▸ EXERCISE MATERIAL:
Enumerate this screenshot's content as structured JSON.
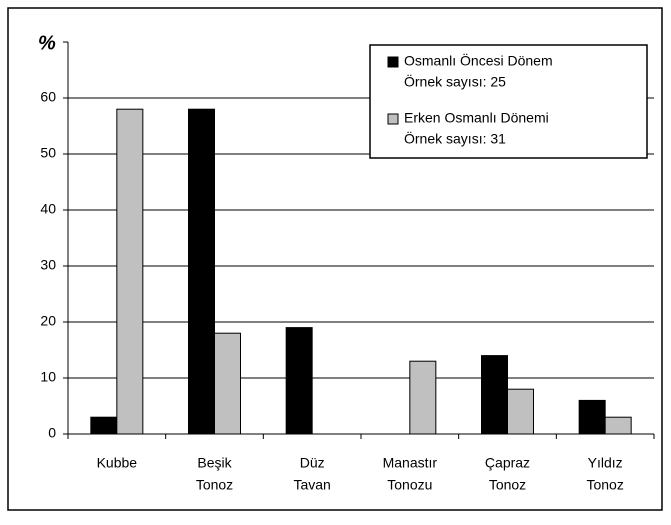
{
  "chart_data": {
    "type": "bar",
    "y_label": "%",
    "categories": [
      [
        "Kubbe"
      ],
      [
        "Beşik",
        "Tonoz"
      ],
      [
        "Düz",
        "Tavan"
      ],
      [
        "Manastır",
        "Tonozu"
      ],
      [
        "Çapraz",
        "Tonoz"
      ],
      [
        "Yıldız",
        "Tonoz"
      ]
    ],
    "series": [
      {
        "name": "Osmanlı Öncesi Dönem",
        "note": "Örnek sayısı: 25",
        "color": "#000000",
        "values": [
          3,
          58,
          19,
          0,
          14,
          6
        ]
      },
      {
        "name": "Erken Osmanlı Dönemi",
        "note": "Örnek sayısı: 31",
        "color": "#c0c0c0",
        "values": [
          58,
          18,
          0,
          13,
          8,
          3
        ]
      }
    ],
    "ylim": [
      0,
      70
    ],
    "yticks": [
      0,
      10,
      20,
      30,
      40,
      50,
      60
    ],
    "grid": true,
    "legend": "upper right"
  }
}
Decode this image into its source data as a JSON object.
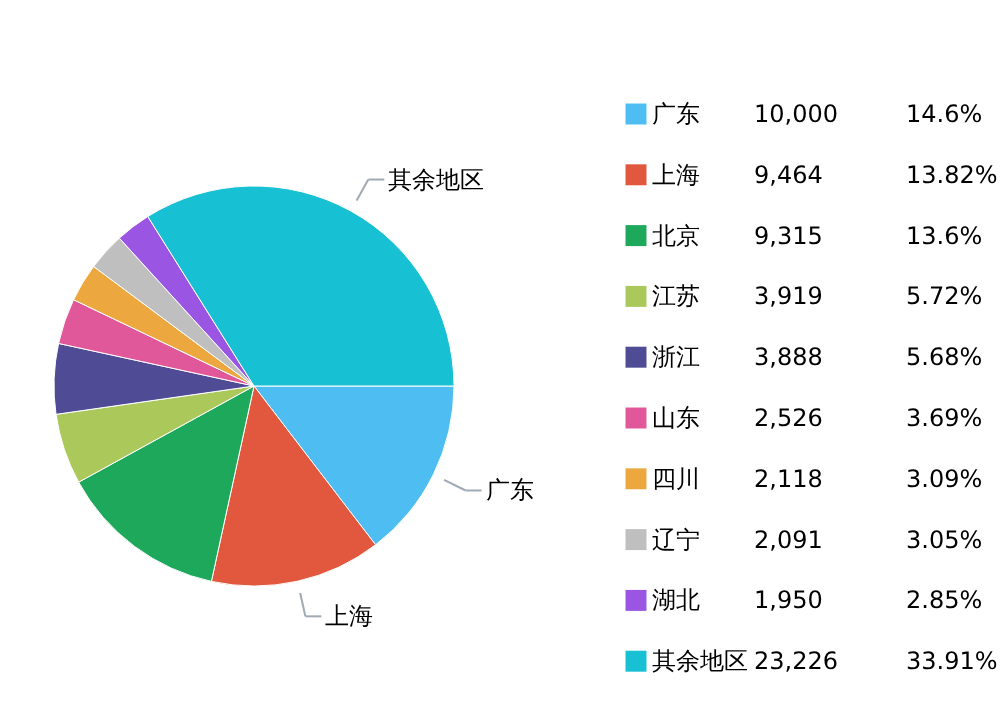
{
  "chart_data": {
    "type": "pie",
    "categories": [
      "广东",
      "上海",
      "北京",
      "江苏",
      "浙江",
      "山东",
      "四川",
      "辽宁",
      "湖北",
      "其余地区"
    ],
    "values": [
      10000,
      9464,
      9315,
      3919,
      3888,
      2526,
      2118,
      2091,
      1950,
      23226
    ],
    "colors": [
      "#4dbdf2",
      "#e2583e",
      "#1ea85c",
      "#aac95a",
      "#4f4b94",
      "#e1589a",
      "#eca83f",
      "#bfbfbf",
      "#9a55e3",
      "#17c0d2"
    ],
    "value_labels": [
      "10,000",
      "9,464",
      "9,315",
      "3,919",
      "3,888",
      "2,526",
      "2,118",
      "2,091",
      "1,950",
      "23,226"
    ],
    "legend": "right",
    "annotations": [
      {
        "text": "广东",
        "x": "广东"
      },
      {
        "text": "上海",
        "x": "上海"
      },
      {
        "text": "其余地区",
        "x": "其余地区"
      },
      "14.6%",
      "13.82%",
      "13.6%",
      "5.72%",
      "5.68%",
      "3.69%",
      "3.09%",
      "3.05%",
      "2.85%",
      "33.91%"
    ]
  }
}
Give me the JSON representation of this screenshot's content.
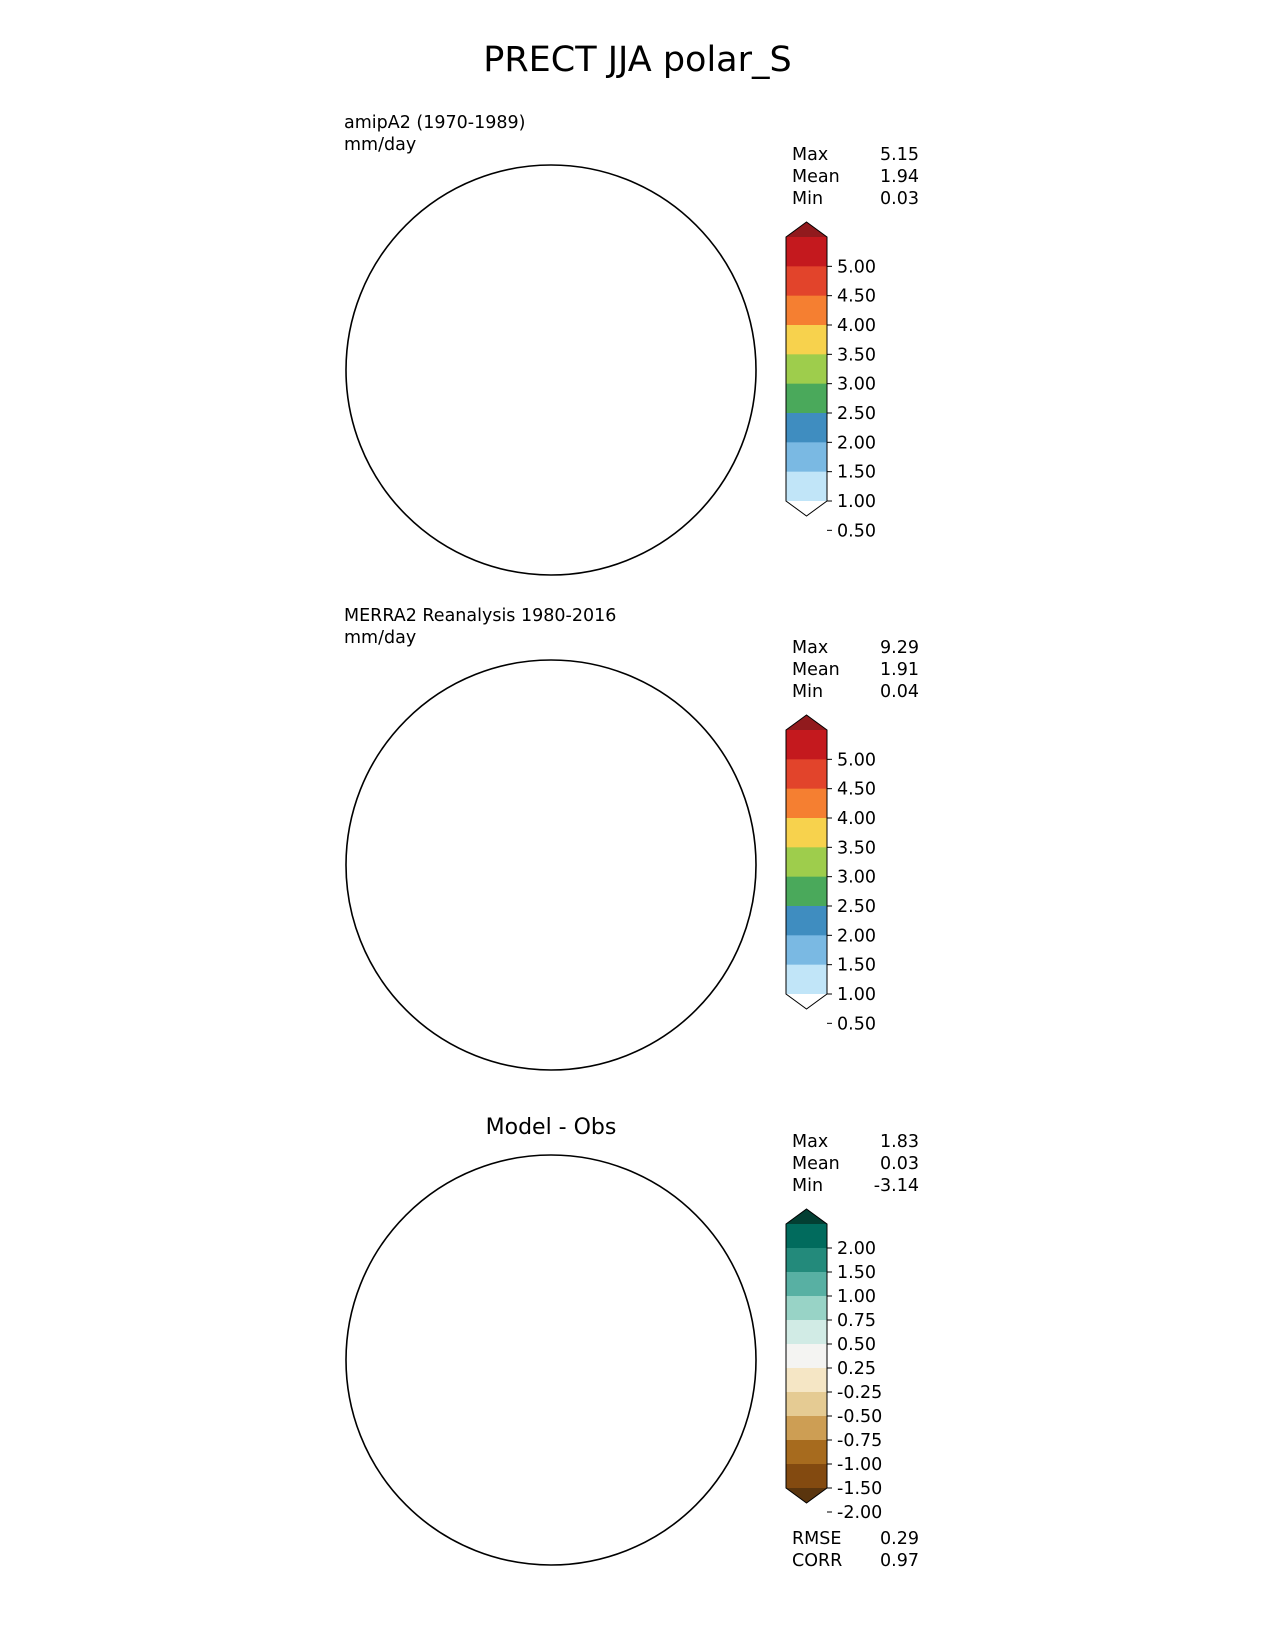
{
  "title": "PRECT JJA polar_S",
  "panels": [
    {
      "label_line1": "amipA2 (1970-1989)",
      "label_line2": "mm/day",
      "stats": [
        {
          "label": "Max",
          "value": "5.15"
        },
        {
          "label": "Mean",
          "value": "1.94"
        },
        {
          "label": "Min",
          "value": "0.03"
        }
      ]
    },
    {
      "label_line1": "MERRA2 Reanalysis 1980-2016",
      "label_line2": "mm/day",
      "stats": [
        {
          "label": "Max",
          "value": "9.29"
        },
        {
          "label": "Mean",
          "value": "1.91"
        },
        {
          "label": "Min",
          "value": "0.04"
        }
      ]
    },
    {
      "title": "Model - Obs",
      "stats": [
        {
          "label": "Max",
          "value": "1.83"
        },
        {
          "label": "Mean",
          "value": "0.03"
        },
        {
          "label": "Min",
          "value": "-3.14"
        }
      ],
      "metrics": [
        {
          "label": "RMSE",
          "value": "0.29"
        },
        {
          "label": "CORR",
          "value": "0.97"
        }
      ]
    }
  ],
  "colorbar_precip": {
    "ticks": [
      "5.00",
      "4.50",
      "4.00",
      "3.50",
      "3.00",
      "2.50",
      "2.00",
      "1.50",
      "1.00",
      "0.50"
    ],
    "colors_top_to_bottom": [
      "#911a1d",
      "#c4191e",
      "#e2442b",
      "#f57f31",
      "#f7d24d",
      "#9ecd4c",
      "#4aa95b",
      "#3f8dc0",
      "#7ab9e3",
      "#c1e5f8",
      "#ffffff"
    ]
  },
  "colorbar_diff": {
    "ticks": [
      "2.00",
      "1.50",
      "1.00",
      "0.75",
      "0.50",
      "0.25",
      "-0.25",
      "-0.50",
      "-0.75",
      "-1.00",
      "-1.50",
      "-2.00"
    ],
    "colors_top_to_bottom": [
      "#033f33",
      "#016b5d",
      "#238a7b",
      "#58b0a3",
      "#98d3c6",
      "#d1ebe5",
      "#f4f4f2",
      "#f5e6c5",
      "#e5cb93",
      "#cd9e54",
      "#a76b1e",
      "#834a10",
      "#5a350e"
    ]
  },
  "chart_data": {
    "type": "heatmap",
    "projection": "south polar stereographic",
    "maps": [
      {
        "name": "amipA2 (1970-1989)",
        "units": "mm/day",
        "max": 5.15,
        "mean": 1.94,
        "min": 0.03
      },
      {
        "name": "MERRA2 Reanalysis 1980-2016",
        "units": "mm/day",
        "max": 9.29,
        "mean": 1.91,
        "min": 0.04
      },
      {
        "name": "Model - Obs",
        "max": 1.83,
        "mean": 0.03,
        "min": -3.14,
        "rmse": 0.29,
        "corr": 0.97
      }
    ]
  }
}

▸ STATED TASK: Exclude the pictures, and transcribe all of the material exactly.

▸ EXERCISE SOLUTION:
Enumerate this screenshot's content as structured JSON.
{
  "chart_data": {
    "type": "bar",
    "y_label": "%",
    "categories": [
      [
        "Kubbe"
      ],
      [
        "Beşik",
        "Tonoz"
      ],
      [
        "Düz",
        "Tavan"
      ],
      [
        "Manastır",
        "Tonozu"
      ],
      [
        "Çapraz",
        "Tonoz"
      ],
      [
        "Yıldız",
        "Tonoz"
      ]
    ],
    "series": [
      {
        "name": "Osmanlı Öncesi Dönem",
        "note": "Örnek sayısı: 25",
        "color": "#000000",
        "values": [
          3,
          58,
          19,
          0,
          14,
          6
        ]
      },
      {
        "name": "Erken Osmanlı Dönemi",
        "note": "Örnek sayısı: 31",
        "color": "#c0c0c0",
        "values": [
          58,
          18,
          0,
          13,
          8,
          3
        ]
      }
    ],
    "ylim": [
      0,
      70
    ],
    "yticks": [
      0,
      10,
      20,
      30,
      40,
      50,
      60
    ],
    "grid": true,
    "legend": "upper right"
  }
}
Decode this image into its source data as a JSON object.
{
  "chart_data": {
    "type": "pie",
    "categories": [
      "广东",
      "上海",
      "北京",
      "江苏",
      "浙江",
      "山东",
      "四川",
      "辽宁",
      "湖北",
      "其余地区"
    ],
    "values": [
      10000,
      9464,
      9315,
      3919,
      3888,
      2526,
      2118,
      2091,
      1950,
      23226
    ],
    "colors": [
      "#4dbdf2",
      "#e2583e",
      "#1ea85c",
      "#aac95a",
      "#4f4b94",
      "#e1589a",
      "#eca83f",
      "#bfbfbf",
      "#9a55e3",
      "#17c0d2"
    ],
    "value_labels": [
      "10,000",
      "9,464",
      "9,315",
      "3,919",
      "3,888",
      "2,526",
      "2,118",
      "2,091",
      "1,950",
      "23,226"
    ],
    "legend": "right",
    "annotations": [
      {
        "text": "广东",
        "x": "广东"
      },
      {
        "text": "上海",
        "x": "上海"
      },
      {
        "text": "其余地区",
        "x": "其余地区"
      },
      "14.6%",
      "13.82%",
      "13.6%",
      "5.72%",
      "5.68%",
      "3.69%",
      "3.09%",
      "3.05%",
      "2.85%",
      "33.91%"
    ]
  }
}
Give me the JSON representation of this screenshot's content.
{
  "title": "PRECT JJA polar_S",
  "panels": [
    {
      "label_line1": "amipA2 (1970-1989)",
      "label_line2": "mm/day",
      "stats": [
        {
          "label": "Max",
          "value": "5.15"
        },
        {
          "label": "Mean",
          "value": "1.94"
        },
        {
          "label": "Min",
          "value": "0.03"
        }
      ]
    },
    {
      "label_line1": "MERRA2 Reanalysis 1980-2016",
      "label_line2": "mm/day",
      "stats": [
        {
          "label": "Max",
          "value": "9.29"
        },
        {
          "label": "Mean",
          "value": "1.91"
        },
        {
          "label": "Min",
          "value": "0.04"
        }
      ]
    },
    {
      "title": "Model - Obs",
      "stats": [
        {
          "label": "Max",
          "value": "1.83"
        },
        {
          "label": "Mean",
          "value": "0.03"
        },
        {
          "label": "Min",
          "value": "-3.14"
        }
      ],
      "metrics": [
        {
          "label": "RMSE",
          "value": "0.29"
        },
        {
          "label": "CORR",
          "value": "0.97"
        }
      ]
    }
  ],
  "colorbar_precip": {
    "ticks": [
      "5.00",
      "4.50",
      "4.00",
      "3.50",
      "3.00",
      "2.50",
      "2.00",
      "1.50",
      "1.00",
      "0.50"
    ],
    "colors_top_to_bottom": [
      "#911a1d",
      "#c4191e",
      "#e2442b",
      "#f57f31",
      "#f7d24d",
      "#9ecd4c",
      "#4aa95b",
      "#3f8dc0",
      "#7ab9e3",
      "#c1e5f8",
      "#ffffff"
    ]
  },
  "colorbar_diff": {
    "ticks": [
      "2.00",
      "1.50",
      "1.00",
      "0.75",
      "0.50",
      "0.25",
      "-0.25",
      "-0.50",
      "-0.75",
      "-1.00",
      "-1.50",
      "-2.00"
    ],
    "colors_top_to_bottom": [
      "#033f33",
      "#016b5d",
      "#238a7b",
      "#58b0a3",
      "#98d3c6",
      "#d1ebe5",
      "#f4f4f2",
      "#f5e6c5",
      "#e5cb93",
      "#cd9e54",
      "#a76b1e",
      "#834a10",
      "#5a350e"
    ]
  },
  "chart_data": {
    "type": "heatmap",
    "projection": "south polar stereographic",
    "maps": [
      {
        "name": "amipA2 (1970-1989)",
        "units": "mm/day",
        "max": 5.15,
        "mean": 1.94,
        "min": 0.03
      },
      {
        "name": "MERRA2 Reanalysis 1980-2016",
        "units": "mm/day",
        "max": 9.29,
        "mean": 1.91,
        "min": 0.04
      },
      {
        "name": "Model - Obs",
        "max": 1.83,
        "mean": 0.03,
        "min": -3.14,
        "rmse": 0.29,
        "corr": 0.97
      }
    ]
  }
}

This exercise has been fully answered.